Exercise prompt -> Copy out each line below that has the word "dates" in it.

Given data ->
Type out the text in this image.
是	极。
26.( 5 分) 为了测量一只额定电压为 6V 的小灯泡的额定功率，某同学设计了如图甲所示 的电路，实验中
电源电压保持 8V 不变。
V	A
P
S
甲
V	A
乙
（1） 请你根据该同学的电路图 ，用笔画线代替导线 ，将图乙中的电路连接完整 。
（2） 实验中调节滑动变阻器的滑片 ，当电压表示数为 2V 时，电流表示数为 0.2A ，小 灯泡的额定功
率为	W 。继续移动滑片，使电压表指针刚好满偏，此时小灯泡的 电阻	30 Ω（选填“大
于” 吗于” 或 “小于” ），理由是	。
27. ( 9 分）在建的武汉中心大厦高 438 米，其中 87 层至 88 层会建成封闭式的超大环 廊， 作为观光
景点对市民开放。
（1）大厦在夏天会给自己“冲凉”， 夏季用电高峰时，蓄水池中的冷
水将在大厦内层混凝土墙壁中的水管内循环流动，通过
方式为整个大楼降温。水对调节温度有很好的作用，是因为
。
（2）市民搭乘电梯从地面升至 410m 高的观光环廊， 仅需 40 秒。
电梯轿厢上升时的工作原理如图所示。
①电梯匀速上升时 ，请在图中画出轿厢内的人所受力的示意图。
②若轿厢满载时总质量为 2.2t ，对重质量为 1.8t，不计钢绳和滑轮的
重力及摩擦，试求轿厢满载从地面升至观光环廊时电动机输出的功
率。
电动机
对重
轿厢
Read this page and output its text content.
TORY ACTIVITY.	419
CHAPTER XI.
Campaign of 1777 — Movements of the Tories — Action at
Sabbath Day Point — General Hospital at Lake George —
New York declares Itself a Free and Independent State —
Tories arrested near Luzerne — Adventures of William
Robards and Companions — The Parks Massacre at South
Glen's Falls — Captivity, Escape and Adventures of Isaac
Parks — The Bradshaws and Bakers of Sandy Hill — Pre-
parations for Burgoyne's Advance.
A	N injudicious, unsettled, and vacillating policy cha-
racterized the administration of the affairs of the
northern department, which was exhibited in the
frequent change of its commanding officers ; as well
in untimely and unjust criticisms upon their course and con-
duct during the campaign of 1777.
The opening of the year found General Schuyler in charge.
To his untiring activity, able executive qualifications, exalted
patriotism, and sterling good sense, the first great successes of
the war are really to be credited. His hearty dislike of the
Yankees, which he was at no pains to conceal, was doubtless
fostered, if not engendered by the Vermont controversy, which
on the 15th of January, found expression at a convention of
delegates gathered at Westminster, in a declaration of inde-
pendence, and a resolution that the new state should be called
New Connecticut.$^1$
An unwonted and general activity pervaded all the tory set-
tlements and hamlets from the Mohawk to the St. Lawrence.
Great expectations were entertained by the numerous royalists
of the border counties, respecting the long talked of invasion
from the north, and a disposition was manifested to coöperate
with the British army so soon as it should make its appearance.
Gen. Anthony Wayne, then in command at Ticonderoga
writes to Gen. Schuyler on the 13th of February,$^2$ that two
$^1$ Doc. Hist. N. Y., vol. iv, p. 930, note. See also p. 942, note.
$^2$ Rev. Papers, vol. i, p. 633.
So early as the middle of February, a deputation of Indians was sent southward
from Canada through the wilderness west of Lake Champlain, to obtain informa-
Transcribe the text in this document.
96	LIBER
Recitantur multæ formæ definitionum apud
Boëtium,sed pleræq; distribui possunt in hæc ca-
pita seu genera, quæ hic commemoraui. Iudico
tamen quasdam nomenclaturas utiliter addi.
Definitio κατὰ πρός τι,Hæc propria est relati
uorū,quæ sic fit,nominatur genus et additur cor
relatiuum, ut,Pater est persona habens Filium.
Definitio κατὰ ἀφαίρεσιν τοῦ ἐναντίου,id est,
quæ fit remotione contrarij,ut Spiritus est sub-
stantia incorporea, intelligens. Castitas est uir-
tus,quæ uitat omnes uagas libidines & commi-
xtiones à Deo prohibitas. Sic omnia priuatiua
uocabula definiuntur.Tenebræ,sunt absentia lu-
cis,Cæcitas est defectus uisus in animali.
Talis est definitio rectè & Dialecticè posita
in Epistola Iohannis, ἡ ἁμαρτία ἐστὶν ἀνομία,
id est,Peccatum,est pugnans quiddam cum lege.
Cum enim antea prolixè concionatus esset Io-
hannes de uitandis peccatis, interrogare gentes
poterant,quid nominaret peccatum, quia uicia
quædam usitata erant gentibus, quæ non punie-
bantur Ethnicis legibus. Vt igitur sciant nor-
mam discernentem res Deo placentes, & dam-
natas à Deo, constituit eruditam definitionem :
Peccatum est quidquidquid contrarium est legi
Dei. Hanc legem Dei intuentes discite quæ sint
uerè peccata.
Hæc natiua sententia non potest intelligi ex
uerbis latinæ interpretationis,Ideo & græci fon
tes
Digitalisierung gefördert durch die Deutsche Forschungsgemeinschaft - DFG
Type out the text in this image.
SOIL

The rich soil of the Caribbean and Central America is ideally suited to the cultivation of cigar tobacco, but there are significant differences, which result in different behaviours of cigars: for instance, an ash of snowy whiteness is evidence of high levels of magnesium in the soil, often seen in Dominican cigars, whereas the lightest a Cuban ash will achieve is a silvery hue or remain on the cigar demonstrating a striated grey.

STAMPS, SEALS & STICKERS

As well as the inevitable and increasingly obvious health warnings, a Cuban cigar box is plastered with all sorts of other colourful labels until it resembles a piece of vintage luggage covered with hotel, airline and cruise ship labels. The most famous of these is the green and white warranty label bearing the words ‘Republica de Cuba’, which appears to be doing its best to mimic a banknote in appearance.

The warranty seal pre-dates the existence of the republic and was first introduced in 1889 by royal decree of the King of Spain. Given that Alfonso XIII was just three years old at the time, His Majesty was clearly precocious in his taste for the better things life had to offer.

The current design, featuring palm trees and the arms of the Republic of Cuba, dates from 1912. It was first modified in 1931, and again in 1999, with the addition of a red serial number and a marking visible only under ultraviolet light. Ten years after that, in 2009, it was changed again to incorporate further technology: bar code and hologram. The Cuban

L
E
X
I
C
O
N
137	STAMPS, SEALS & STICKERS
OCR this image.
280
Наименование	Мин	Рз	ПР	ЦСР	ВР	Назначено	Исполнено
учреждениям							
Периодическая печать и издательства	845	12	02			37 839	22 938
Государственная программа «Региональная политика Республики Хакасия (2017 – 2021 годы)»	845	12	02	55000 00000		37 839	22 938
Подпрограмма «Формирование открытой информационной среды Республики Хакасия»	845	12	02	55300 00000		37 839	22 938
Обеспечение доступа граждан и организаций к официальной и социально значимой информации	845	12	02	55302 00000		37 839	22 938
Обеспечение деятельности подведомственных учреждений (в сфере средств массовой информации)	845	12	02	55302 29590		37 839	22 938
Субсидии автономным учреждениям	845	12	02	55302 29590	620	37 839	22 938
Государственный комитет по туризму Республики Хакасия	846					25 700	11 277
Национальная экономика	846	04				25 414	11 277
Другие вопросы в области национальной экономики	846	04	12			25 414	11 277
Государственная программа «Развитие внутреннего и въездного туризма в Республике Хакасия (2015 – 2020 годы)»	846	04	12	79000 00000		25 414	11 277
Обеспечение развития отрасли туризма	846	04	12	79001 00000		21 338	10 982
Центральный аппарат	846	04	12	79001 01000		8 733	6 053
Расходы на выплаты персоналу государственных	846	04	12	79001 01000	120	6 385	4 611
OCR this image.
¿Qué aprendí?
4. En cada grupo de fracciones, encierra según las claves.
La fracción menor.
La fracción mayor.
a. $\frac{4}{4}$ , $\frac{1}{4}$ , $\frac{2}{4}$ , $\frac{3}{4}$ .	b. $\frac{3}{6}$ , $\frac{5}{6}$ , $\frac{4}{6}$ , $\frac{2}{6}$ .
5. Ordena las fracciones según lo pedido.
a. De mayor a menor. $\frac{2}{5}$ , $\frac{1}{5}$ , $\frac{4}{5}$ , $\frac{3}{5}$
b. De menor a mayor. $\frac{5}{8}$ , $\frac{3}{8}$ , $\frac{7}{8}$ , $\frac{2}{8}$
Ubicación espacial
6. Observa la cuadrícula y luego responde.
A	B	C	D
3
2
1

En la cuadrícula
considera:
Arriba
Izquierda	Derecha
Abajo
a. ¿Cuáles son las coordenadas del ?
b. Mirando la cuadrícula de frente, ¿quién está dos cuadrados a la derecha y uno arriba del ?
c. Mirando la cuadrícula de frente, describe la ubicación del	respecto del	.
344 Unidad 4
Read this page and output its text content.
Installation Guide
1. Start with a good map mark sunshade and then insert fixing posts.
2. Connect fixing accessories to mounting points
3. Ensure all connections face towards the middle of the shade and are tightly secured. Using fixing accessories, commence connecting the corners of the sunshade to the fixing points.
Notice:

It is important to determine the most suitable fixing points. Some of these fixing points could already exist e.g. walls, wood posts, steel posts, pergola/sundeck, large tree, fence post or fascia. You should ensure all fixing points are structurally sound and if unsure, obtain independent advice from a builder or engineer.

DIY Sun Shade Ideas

Exercise response ->
The warranty seal pre-dates the existence of the republic and was first introduced in 1889 by royal decree of the King of Spain. Given that Alfonso XIII was just three years old at the time, His Majesty was clearly precocious in his taste for the better things life had to offer.
The current design, featuring palm trees and the arms of the Republic of Cuba, dates from 1912. It was first modified in 1931, and again in 1999, with the addition of a red serial number and a marking visible only under ultraviolet light. Ten years after that, in 2009, it was changed again to incorporate further technology: bar code and hologram. The Cuban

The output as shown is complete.